● REQUEST
Wherever the string "frac" appears in a line, extract that line.

══ DATA RECORDS ══

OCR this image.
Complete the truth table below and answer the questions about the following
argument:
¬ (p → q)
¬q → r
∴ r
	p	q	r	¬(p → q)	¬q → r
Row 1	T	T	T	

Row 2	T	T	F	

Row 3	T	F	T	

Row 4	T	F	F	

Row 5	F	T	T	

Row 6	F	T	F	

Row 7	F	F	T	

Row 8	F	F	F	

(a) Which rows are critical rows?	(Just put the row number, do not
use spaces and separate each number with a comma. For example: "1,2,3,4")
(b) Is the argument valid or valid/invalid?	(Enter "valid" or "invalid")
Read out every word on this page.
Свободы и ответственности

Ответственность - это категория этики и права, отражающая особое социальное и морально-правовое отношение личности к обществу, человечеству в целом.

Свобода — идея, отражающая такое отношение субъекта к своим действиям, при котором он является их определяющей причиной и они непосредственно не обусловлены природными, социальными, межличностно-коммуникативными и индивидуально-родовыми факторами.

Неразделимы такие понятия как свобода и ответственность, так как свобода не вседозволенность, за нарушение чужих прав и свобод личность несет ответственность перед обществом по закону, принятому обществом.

═══
══ DATA RECORDS ══

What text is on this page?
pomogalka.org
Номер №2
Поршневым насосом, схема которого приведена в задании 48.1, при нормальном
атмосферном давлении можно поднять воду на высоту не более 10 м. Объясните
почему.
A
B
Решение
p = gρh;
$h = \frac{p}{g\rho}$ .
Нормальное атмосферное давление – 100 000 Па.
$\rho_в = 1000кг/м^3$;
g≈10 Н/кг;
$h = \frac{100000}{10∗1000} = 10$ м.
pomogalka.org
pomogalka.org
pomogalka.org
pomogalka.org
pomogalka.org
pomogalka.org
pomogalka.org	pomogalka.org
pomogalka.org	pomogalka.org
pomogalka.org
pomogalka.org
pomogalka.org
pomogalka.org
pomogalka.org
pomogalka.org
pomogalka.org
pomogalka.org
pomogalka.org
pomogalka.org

═══

● THE SOLUTION
$h = \frac{p}{g\rho}$ .
$h = \frac{100000}{10∗1000} = 10$ м.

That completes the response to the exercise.